Given problem:
Repeat the data that follows, word for word, without the images.

--- Start ---

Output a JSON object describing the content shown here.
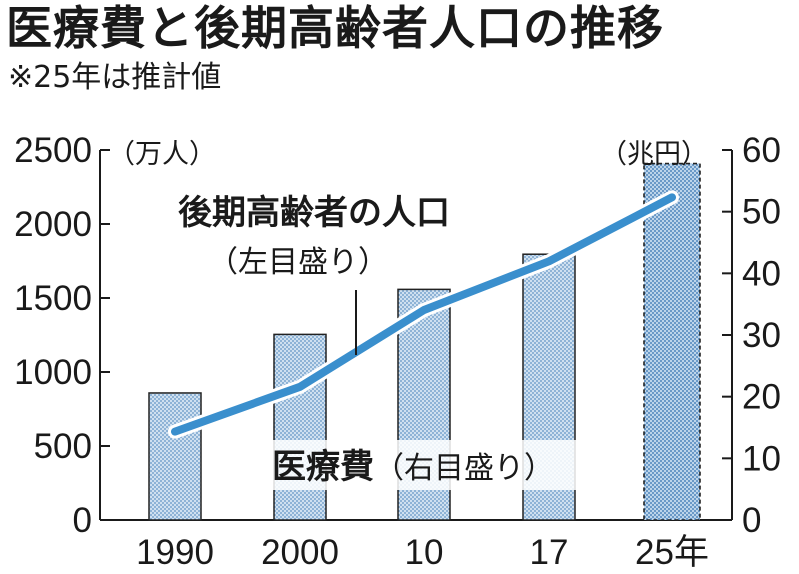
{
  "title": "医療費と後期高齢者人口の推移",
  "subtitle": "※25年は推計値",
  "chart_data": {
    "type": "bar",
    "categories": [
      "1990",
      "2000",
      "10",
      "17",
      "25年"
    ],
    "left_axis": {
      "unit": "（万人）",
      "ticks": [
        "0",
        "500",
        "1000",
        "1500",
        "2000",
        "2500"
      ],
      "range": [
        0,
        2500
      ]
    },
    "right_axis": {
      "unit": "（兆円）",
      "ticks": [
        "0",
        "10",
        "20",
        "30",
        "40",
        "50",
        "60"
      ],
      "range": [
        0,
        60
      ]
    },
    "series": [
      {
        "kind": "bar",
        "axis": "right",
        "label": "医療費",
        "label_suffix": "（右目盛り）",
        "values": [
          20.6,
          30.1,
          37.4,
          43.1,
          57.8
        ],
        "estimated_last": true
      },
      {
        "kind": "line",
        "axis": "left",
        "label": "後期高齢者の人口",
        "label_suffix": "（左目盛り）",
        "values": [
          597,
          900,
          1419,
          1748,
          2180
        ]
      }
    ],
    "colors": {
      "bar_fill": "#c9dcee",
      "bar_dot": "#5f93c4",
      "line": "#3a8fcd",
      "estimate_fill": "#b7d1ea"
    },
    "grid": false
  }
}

--- End ---

Exercise response:
Output a JSON object describing the content shown here.
{
  "title": "医療費と後期高齢者人口の推移",
  "subtitle": "※25年は推計値",
  "chart_data": {
    "type": "bar",
    "categories": [
      "1990",
      "2000",
      "10",
      "17",
      "25年"
    ],
    "left_axis": {
      "unit": "（万人）",
      "ticks": [
        "0",
        "500",
        "1000",
        "1500",
        "2000",
        "2500"
      ],
      "range": [
        0,
        2500
      ]
    },
    "right_axis": {
      "unit": "（兆円）",
      "ticks": [
        "0",
        "10",
        "20",
        "30",
        "40",
        "50",
        "60"
      ],
      "range": [
        0,
        60
      ]
    },
    "series": [
      {
        "kind": "bar",
        "axis": "right",
        "label": "医療費",
        "label_suffix": "（右目盛り）",
        "values": [
          20.6,
          30.1,
          37.4,
          43.1,
          57.8
        ],
        "estimated_last": true
      },
      {
        "kind": "line",
        "axis": "left",
        "label": "後期高齢者の人口",
        "label_suffix": "（左目盛り）",
        "values": [
          597,
          900,
          1419,
          1748,
          2180
        ]
      }
    ],
    "colors": {
      "bar_fill": "#c9dcee",
      "bar_dot": "#5f93c4",
      "line": "#3a8fcd",
      "estimate_fill": "#b7d1ea"
    },
    "grid": false
  }
}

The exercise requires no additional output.